— start of RAW DATA —

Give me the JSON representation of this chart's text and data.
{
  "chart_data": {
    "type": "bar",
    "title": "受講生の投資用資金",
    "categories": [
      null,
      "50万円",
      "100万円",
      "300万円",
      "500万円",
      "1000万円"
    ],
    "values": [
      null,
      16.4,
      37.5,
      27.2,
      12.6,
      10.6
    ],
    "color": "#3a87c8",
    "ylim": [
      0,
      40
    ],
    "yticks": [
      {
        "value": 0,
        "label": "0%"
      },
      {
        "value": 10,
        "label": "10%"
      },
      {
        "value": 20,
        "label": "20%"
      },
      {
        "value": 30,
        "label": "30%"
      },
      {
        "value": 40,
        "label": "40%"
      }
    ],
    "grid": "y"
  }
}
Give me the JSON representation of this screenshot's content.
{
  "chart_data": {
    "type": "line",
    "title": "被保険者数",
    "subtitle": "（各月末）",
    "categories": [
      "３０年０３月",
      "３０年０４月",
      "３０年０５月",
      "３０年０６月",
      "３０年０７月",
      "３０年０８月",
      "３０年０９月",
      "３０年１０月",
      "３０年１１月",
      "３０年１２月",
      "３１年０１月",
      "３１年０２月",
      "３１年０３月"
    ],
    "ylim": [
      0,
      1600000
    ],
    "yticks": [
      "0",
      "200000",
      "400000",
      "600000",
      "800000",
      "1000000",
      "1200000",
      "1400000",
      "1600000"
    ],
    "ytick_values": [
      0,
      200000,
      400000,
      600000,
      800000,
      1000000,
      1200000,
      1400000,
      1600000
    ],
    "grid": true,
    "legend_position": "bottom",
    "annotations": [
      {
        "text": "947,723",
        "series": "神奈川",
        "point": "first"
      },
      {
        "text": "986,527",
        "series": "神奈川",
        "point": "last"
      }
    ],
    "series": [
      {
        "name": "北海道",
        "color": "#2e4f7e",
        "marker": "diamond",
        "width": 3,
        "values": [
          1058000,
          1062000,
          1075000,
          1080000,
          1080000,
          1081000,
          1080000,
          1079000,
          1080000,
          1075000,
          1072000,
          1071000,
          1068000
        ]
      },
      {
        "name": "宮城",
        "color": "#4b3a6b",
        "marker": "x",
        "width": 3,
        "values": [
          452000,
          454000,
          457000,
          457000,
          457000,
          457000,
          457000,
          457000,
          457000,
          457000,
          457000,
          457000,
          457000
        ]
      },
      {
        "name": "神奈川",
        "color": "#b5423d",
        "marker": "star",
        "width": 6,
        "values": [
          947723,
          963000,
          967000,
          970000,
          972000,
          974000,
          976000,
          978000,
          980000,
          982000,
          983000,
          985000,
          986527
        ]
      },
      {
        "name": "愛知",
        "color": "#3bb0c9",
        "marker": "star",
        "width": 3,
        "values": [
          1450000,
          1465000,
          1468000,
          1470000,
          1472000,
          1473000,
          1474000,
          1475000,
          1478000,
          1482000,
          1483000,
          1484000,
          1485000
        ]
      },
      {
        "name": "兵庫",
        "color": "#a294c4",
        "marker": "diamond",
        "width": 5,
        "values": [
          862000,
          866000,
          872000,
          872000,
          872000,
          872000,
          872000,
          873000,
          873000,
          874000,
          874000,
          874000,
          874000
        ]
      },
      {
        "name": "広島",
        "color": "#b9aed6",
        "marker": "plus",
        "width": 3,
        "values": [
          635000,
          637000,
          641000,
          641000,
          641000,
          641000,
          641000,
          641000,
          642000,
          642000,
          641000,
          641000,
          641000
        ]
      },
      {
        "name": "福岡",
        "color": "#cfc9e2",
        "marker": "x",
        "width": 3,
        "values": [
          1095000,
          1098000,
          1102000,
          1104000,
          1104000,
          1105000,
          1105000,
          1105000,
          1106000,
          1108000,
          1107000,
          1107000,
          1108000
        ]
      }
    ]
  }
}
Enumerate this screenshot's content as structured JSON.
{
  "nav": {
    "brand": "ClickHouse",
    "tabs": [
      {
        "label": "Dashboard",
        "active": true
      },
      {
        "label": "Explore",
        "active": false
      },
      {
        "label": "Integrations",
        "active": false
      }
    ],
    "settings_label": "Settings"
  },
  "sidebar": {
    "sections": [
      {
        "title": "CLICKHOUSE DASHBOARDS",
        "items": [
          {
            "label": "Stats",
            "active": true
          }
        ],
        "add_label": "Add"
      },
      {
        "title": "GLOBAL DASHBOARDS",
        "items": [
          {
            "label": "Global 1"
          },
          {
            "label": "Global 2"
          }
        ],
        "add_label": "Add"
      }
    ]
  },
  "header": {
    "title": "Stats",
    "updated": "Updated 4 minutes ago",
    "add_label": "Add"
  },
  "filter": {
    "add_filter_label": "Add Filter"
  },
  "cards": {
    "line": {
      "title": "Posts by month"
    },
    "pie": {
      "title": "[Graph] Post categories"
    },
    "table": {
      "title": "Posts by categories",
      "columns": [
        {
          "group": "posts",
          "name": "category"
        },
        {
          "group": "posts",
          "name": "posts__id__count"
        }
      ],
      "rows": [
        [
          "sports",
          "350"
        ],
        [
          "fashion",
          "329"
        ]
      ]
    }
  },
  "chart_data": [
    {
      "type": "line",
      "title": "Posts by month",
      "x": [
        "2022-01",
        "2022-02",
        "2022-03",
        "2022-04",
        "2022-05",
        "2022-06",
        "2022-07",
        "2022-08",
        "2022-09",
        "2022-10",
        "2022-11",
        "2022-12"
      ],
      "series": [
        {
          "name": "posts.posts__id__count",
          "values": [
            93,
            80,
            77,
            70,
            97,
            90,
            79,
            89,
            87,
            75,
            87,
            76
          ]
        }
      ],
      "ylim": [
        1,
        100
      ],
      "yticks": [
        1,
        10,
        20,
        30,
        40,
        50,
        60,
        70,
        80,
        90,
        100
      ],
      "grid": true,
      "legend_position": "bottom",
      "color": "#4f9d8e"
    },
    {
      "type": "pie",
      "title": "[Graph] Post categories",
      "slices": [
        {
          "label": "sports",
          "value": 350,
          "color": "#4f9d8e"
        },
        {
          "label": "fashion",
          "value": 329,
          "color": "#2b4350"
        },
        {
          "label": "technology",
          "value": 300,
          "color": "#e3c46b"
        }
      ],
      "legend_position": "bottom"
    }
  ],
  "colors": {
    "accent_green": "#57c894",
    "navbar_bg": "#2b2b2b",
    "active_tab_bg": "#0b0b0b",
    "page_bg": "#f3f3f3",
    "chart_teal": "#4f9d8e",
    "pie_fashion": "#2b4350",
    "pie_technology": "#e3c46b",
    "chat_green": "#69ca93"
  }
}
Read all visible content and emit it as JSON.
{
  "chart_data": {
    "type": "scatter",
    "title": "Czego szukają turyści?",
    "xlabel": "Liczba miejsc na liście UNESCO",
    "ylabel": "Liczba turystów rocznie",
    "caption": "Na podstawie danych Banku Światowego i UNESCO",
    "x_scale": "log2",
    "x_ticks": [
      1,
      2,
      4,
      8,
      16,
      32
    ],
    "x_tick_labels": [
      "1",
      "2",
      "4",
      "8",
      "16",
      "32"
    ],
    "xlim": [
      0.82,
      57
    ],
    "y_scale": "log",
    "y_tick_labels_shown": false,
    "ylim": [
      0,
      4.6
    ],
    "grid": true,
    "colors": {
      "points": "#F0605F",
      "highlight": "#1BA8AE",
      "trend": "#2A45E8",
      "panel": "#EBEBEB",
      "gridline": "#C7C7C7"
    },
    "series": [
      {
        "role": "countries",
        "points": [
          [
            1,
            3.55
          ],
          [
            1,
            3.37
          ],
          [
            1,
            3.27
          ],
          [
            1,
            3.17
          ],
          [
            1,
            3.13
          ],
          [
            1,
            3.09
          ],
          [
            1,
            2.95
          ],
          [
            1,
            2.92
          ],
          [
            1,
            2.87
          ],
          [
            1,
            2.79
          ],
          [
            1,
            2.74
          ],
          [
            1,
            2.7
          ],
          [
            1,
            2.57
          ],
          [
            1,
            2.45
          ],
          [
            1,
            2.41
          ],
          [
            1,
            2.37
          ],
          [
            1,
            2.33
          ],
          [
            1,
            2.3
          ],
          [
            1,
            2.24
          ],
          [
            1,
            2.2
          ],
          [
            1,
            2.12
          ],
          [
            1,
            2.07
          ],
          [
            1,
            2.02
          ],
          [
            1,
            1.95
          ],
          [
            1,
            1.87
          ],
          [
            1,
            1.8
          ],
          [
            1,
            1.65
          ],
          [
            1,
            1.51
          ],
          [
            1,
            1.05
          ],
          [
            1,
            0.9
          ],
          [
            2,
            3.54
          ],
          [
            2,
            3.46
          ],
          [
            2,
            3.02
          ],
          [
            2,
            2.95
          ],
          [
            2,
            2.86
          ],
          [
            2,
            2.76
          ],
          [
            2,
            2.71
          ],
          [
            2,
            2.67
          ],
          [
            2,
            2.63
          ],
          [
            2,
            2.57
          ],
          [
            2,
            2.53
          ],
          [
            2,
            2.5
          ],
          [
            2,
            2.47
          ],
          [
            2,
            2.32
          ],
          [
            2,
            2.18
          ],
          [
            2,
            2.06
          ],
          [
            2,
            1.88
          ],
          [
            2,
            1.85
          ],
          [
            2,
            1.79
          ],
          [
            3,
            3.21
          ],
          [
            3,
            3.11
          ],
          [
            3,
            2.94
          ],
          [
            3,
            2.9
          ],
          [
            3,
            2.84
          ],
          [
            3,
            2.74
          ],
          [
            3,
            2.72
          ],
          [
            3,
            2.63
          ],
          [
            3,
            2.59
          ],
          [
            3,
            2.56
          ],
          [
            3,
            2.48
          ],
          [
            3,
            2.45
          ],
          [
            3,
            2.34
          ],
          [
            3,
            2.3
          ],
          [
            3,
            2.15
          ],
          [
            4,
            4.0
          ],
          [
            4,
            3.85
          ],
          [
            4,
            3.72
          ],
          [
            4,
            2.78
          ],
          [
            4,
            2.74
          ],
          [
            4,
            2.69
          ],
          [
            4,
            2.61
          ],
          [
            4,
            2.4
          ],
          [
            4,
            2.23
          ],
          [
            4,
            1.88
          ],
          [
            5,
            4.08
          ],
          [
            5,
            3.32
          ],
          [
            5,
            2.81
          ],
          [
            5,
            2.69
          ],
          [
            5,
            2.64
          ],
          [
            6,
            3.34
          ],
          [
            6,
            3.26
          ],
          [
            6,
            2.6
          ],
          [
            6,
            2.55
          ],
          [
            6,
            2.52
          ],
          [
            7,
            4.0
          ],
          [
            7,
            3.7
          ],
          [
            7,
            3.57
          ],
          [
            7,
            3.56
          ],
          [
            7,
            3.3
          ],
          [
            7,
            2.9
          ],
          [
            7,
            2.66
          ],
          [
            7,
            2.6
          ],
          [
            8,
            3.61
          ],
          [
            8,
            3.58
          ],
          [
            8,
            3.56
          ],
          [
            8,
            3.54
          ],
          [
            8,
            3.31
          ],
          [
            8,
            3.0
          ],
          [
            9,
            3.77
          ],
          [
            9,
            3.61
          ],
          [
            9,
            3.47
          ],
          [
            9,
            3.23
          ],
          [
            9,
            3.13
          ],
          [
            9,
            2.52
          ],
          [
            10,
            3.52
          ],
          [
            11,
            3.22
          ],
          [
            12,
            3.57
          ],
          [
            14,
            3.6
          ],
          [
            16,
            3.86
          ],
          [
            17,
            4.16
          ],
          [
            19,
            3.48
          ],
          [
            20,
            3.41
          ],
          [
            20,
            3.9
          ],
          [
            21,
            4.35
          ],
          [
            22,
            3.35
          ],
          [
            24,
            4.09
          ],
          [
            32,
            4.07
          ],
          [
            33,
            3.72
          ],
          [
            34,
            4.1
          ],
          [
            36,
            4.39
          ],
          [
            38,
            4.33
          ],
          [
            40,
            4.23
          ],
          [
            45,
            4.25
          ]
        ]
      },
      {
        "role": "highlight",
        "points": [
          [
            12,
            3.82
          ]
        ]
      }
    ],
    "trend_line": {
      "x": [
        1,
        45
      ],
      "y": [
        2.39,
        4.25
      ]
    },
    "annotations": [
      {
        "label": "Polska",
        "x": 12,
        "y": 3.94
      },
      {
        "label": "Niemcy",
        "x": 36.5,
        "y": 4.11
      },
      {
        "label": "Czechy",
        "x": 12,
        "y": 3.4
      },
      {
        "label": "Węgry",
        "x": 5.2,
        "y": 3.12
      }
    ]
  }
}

— end of RAW DATA —

Copy each line of the records above that carries the word "representation".

Give me the JSON representation of this chart's text and data.
Give me the JSON representation of this screenshot's content.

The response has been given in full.